» **What is required**
Each entry below is to be given again word for word, with no pictures.

» **Given records**
##########

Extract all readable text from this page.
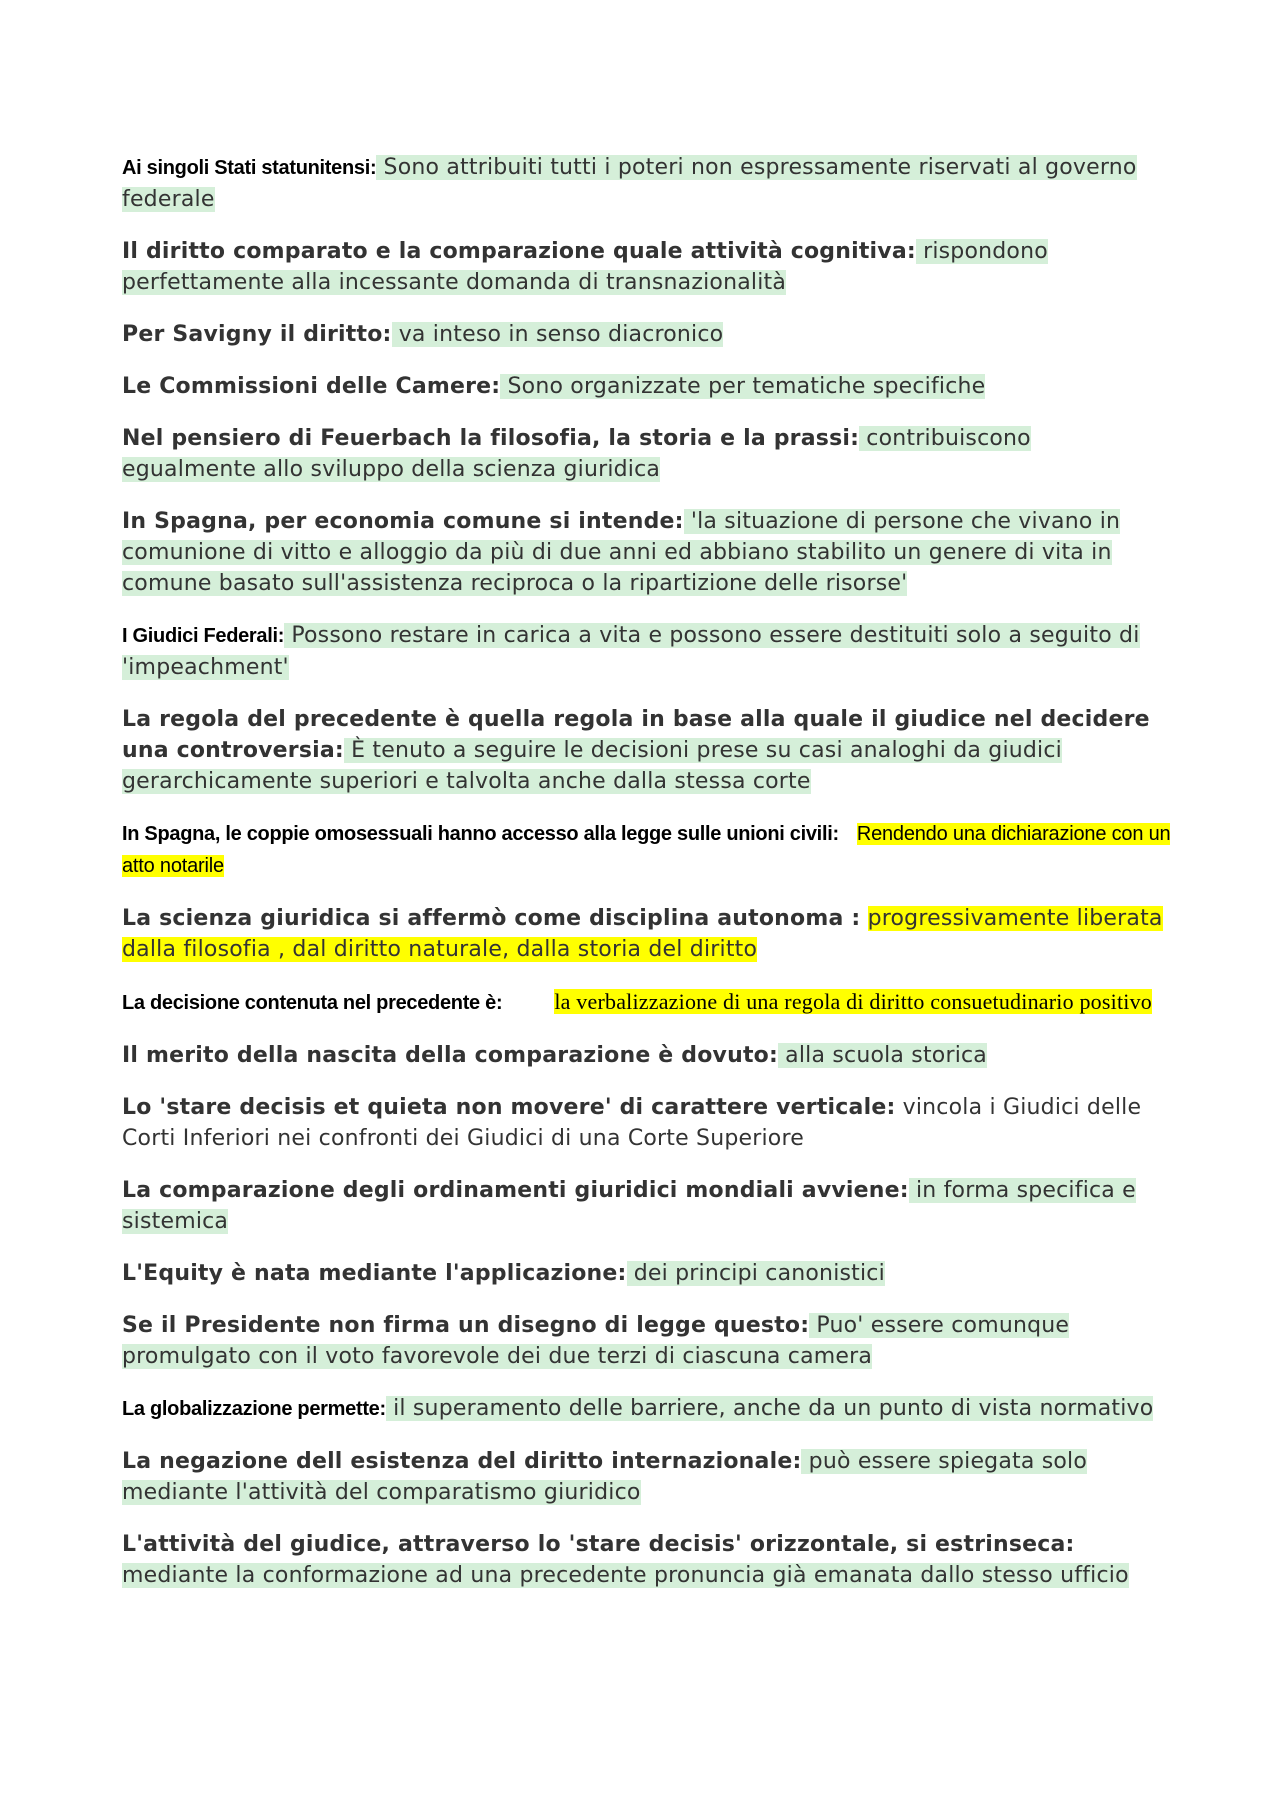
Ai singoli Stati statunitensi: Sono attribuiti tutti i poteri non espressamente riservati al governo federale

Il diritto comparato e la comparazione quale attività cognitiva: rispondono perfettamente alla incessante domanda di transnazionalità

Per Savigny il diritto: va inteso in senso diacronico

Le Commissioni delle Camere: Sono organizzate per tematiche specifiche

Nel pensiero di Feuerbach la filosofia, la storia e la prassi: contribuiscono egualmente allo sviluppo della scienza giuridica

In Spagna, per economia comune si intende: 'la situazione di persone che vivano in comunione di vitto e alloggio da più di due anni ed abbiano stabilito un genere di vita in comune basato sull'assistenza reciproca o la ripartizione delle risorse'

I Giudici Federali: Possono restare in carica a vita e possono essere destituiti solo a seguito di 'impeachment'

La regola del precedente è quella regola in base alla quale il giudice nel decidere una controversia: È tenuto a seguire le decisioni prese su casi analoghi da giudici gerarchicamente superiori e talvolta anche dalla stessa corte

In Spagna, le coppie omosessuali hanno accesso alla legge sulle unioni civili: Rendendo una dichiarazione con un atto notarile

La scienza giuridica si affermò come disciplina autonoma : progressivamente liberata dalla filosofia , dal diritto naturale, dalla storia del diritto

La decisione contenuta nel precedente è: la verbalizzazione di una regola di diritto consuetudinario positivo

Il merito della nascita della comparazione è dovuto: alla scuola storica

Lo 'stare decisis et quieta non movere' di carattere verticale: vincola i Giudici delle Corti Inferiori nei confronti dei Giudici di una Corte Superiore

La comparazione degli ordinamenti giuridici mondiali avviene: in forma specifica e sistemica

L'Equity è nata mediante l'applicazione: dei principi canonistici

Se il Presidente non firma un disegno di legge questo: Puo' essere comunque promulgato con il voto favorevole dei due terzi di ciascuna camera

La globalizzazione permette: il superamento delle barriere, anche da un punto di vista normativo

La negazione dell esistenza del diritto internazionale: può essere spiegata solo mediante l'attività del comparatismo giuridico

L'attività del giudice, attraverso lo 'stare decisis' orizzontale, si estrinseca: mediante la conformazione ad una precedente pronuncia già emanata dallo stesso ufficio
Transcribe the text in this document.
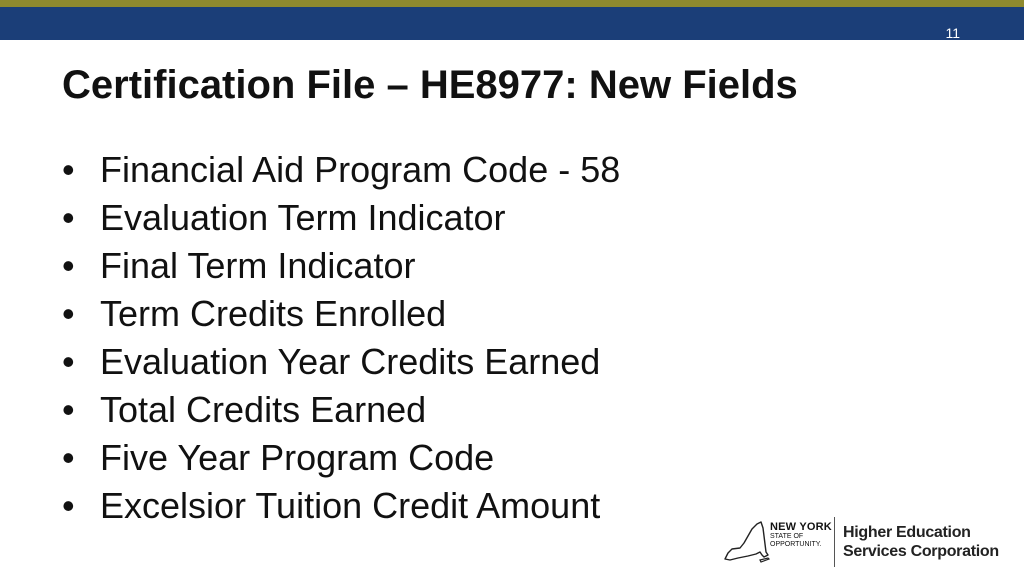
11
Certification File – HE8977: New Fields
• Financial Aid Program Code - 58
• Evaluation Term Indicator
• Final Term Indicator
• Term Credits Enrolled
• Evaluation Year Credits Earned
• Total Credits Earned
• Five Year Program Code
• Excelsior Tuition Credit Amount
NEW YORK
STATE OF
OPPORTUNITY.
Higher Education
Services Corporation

##########

» **Solution to this task**
Extract all readable text from this page.
Ai singoli Stati statunitensi: Sono attribuiti tutti i poteri non espressamente riservati al governo federale

Il diritto comparato e la comparazione quale attività cognitiva: rispondono perfettamente alla incessante domanda di transnazionalità

Per Savigny il diritto: va inteso in senso diacronico

Le Commissioni delle Camere: Sono organizzate per tematiche specifiche

Nel pensiero di Feuerbach la filosofia, la storia e la prassi: contribuiscono egualmente allo sviluppo della scienza giuridica

In Spagna, per economia comune si intende: 'la situazione di persone che vivano in comunione di vitto e alloggio da più di due anni ed abbiano stabilito un genere di vita in comune basato sull'assistenza reciproca o la ripartizione delle risorse'

I Giudici Federali: Possono restare in carica a vita e possono essere destituiti solo a seguito di 'impeachment'

La regola del precedente è quella regola in base alla quale il giudice nel decidere una controversia: È tenuto a seguire le decisioni prese su casi analoghi da giudici gerarchicamente superiori e talvolta anche dalla stessa corte

In Spagna, le coppie omosessuali hanno accesso alla legge sulle unioni civili: Rendendo una dichiarazione con un atto notarile

La scienza giuridica si affermò come disciplina autonoma : progressivamente liberata dalla filosofia , dal diritto naturale, dalla storia del diritto

La decisione contenuta nel precedente è: la verbalizzazione di una regola di diritto consuetudinario positivo

Il merito della nascita della comparazione è dovuto: alla scuola storica

Lo 'stare decisis et quieta non movere' di carattere verticale: vincola i Giudici delle Corti Inferiori nei confronti dei Giudici di una Corte Superiore

La comparazione degli ordinamenti giuridici mondiali avviene: in forma specifica e sistemica

L'Equity è nata mediante l'applicazione: dei principi canonistici

Se il Presidente non firma un disegno di legge questo: Puo' essere comunque promulgato con il voto favorevole dei due terzi di ciascuna camera

La globalizzazione permette: il superamento delle barriere, anche da un punto di vista normativo

La negazione dell esistenza del diritto internazionale: può essere spiegata solo mediante l'attività del comparatismo giuridico

L'attività del giudice, attraverso lo 'stare decisis' orizzontale, si estrinseca: mediante la conformazione ad una precedente pronuncia già emanata dallo stesso ufficio
Transcribe the text in this document.
11
Certification File – HE8977: New Fields
• Financial Aid Program Code - 58
• Evaluation Term Indicator
• Final Term Indicator
• Term Credits Enrolled
• Evaluation Year Credits Earned
• Total Credits Earned
• Five Year Program Code
• Excelsior Tuition Credit Amount
NEW YORK
STATE OF
OPPORTUNITY.
Higher Education
Services Corporation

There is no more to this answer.